====== Rows ======

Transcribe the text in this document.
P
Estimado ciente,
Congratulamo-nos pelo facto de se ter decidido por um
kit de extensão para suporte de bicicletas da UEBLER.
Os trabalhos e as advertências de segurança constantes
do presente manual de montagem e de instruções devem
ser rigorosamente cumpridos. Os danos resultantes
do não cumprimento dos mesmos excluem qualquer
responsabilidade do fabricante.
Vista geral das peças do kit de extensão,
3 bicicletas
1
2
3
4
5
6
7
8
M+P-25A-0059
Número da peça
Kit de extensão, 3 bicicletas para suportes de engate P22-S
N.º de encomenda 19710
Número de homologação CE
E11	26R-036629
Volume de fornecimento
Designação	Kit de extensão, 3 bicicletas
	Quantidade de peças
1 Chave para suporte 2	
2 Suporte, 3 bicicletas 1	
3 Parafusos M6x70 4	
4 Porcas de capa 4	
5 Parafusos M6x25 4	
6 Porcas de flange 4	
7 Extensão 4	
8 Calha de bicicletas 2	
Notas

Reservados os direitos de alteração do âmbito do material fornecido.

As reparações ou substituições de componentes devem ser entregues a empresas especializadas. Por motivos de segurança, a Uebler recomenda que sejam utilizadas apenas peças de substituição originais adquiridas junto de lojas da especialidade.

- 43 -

======
====== Rows ======

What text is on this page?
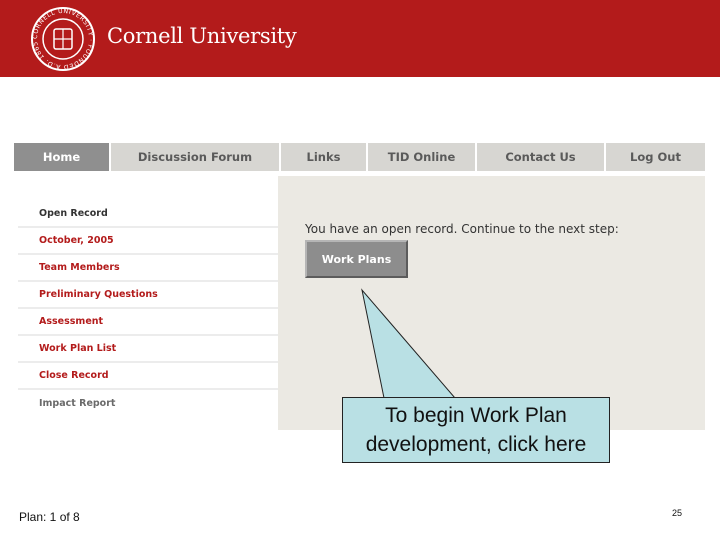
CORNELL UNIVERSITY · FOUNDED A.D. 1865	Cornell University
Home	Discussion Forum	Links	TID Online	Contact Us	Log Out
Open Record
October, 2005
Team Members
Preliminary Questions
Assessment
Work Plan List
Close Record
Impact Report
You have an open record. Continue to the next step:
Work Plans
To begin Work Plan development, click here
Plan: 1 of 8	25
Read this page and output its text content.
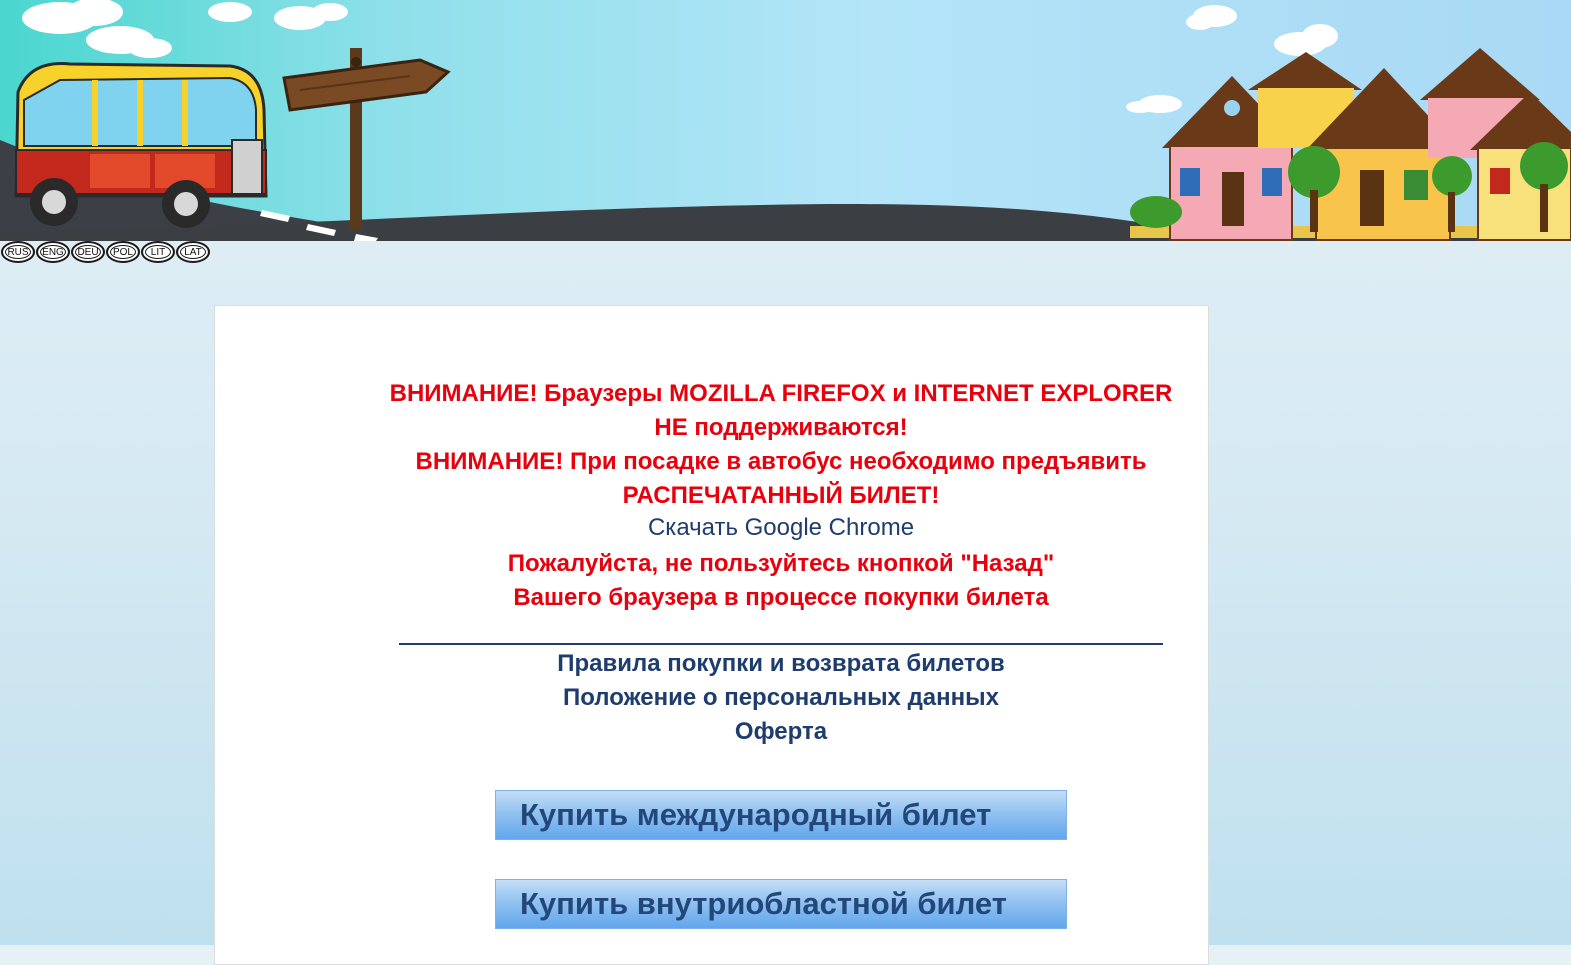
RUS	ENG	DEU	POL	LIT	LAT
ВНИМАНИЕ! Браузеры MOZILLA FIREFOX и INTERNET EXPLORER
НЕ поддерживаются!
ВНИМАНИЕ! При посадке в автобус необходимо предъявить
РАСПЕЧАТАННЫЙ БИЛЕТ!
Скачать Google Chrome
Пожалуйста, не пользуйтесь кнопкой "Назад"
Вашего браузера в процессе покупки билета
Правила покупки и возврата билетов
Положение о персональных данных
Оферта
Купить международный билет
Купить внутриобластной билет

======

◆ Task to complete: Find the lines containing "покупки" and pull them out.

◆ Result for this exercise:
Вашего браузера в процессе покупки билета
Правила покупки и возврата билетов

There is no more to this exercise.